• _WHAT YOU WILL DO_
Pull out every line in the data that has the string "corps" in it.
** Start PROVIDED DATA **
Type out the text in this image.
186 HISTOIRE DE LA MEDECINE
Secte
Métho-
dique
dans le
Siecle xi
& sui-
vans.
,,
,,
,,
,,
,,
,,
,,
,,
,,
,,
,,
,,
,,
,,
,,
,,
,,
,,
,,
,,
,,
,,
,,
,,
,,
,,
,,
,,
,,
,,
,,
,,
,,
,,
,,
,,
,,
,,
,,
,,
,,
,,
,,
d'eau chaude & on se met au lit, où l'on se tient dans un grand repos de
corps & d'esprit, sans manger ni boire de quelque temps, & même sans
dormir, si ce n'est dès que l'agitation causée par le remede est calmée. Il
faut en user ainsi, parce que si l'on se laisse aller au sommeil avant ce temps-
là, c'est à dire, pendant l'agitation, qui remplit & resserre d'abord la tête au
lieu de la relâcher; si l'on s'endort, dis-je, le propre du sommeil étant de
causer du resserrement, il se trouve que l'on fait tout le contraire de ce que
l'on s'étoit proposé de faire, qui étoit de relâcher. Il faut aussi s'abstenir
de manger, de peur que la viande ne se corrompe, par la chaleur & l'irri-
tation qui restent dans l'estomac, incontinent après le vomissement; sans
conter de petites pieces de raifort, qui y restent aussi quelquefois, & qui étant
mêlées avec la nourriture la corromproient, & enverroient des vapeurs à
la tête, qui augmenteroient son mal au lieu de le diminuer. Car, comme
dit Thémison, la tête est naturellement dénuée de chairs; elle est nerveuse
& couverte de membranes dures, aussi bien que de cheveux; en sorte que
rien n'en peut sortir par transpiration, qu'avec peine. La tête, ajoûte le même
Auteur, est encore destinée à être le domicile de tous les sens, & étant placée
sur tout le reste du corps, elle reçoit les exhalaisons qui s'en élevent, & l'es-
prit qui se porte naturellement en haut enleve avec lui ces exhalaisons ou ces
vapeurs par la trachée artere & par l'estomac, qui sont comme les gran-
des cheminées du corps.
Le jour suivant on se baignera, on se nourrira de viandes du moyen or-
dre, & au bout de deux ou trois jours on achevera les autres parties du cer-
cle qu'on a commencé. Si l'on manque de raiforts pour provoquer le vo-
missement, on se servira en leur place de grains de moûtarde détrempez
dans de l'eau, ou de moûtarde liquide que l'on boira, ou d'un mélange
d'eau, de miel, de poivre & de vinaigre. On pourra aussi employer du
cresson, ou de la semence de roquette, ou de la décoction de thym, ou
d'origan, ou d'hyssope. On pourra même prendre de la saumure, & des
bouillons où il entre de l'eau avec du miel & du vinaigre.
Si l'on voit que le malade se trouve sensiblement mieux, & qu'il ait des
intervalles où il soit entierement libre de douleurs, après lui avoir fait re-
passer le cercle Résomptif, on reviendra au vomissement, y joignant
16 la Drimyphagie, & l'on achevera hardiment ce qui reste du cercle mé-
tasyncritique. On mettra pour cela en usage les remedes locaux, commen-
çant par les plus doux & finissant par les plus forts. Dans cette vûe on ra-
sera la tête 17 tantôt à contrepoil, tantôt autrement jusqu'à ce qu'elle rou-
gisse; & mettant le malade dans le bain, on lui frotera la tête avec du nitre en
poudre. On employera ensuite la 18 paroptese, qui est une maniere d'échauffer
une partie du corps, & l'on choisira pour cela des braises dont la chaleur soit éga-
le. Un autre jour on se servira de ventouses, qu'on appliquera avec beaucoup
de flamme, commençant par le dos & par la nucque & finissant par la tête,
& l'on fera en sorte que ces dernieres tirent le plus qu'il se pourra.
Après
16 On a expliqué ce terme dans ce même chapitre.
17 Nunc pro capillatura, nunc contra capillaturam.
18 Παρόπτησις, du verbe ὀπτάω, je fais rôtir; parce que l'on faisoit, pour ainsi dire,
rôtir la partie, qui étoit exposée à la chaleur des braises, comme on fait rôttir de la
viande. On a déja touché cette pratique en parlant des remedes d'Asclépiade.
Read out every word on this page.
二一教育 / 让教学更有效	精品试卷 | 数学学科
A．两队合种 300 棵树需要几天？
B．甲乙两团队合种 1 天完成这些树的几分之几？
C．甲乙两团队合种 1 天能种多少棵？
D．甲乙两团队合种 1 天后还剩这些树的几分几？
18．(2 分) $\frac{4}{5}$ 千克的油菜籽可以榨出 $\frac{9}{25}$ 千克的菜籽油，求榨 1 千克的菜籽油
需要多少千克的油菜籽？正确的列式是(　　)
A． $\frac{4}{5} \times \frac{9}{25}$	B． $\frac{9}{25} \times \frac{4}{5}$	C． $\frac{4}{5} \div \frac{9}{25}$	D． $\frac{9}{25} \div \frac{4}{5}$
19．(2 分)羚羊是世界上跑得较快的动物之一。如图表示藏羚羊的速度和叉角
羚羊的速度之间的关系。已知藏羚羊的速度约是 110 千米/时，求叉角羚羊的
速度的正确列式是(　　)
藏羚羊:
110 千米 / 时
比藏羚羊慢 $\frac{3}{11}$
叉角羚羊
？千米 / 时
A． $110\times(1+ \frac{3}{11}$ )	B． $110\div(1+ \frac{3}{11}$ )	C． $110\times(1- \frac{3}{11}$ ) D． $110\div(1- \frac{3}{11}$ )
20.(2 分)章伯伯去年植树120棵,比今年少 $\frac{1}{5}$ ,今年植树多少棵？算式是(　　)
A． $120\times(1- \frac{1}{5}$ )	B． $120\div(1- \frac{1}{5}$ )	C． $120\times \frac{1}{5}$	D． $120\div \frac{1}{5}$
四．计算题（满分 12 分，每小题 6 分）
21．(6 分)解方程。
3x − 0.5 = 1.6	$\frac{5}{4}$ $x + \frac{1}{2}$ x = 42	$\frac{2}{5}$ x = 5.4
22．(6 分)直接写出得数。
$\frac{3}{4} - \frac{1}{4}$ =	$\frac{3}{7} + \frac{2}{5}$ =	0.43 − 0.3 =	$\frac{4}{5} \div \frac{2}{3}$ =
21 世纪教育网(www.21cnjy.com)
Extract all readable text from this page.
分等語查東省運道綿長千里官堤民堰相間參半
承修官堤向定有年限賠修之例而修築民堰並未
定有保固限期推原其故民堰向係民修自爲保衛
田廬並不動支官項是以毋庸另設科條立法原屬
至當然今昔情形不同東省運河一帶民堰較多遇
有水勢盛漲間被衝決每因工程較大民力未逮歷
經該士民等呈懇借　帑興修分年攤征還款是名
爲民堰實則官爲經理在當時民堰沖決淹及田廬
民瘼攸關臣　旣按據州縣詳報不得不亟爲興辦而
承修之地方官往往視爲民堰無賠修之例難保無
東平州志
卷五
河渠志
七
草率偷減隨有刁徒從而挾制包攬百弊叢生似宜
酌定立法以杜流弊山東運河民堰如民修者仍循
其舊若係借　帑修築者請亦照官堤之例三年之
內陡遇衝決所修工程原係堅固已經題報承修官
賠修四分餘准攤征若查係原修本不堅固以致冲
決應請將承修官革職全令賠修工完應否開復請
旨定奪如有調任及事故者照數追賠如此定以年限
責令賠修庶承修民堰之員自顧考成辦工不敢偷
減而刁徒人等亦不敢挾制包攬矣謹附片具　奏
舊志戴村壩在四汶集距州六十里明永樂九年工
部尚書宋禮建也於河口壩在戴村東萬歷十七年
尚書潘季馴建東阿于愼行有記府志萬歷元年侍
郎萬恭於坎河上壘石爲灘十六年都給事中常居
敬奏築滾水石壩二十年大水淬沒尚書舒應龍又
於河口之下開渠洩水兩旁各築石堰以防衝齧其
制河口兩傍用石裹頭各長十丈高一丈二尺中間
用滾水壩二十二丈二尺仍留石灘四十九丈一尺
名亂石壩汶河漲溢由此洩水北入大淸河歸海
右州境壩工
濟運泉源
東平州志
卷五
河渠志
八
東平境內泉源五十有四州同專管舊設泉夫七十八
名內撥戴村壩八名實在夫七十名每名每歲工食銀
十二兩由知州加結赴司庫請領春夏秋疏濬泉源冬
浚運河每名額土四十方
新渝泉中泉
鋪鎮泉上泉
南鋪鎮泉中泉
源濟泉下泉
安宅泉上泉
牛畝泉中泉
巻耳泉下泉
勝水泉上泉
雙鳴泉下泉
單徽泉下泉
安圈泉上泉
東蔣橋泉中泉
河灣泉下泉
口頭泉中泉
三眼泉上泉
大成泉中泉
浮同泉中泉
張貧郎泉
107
** End PROVIDED DATA **
• _EXERCISE ANSWER_
corps & d'esprit, sans manger ni boire de quelque temps, & même sans
sur tout le reste du corps, elle reçoit les exhalaisons qui s'en élevent, & l'es-
des cheminées du corps.
une partie du corps, & l'on choisira pour cela des braises dont la chaleur soit éga-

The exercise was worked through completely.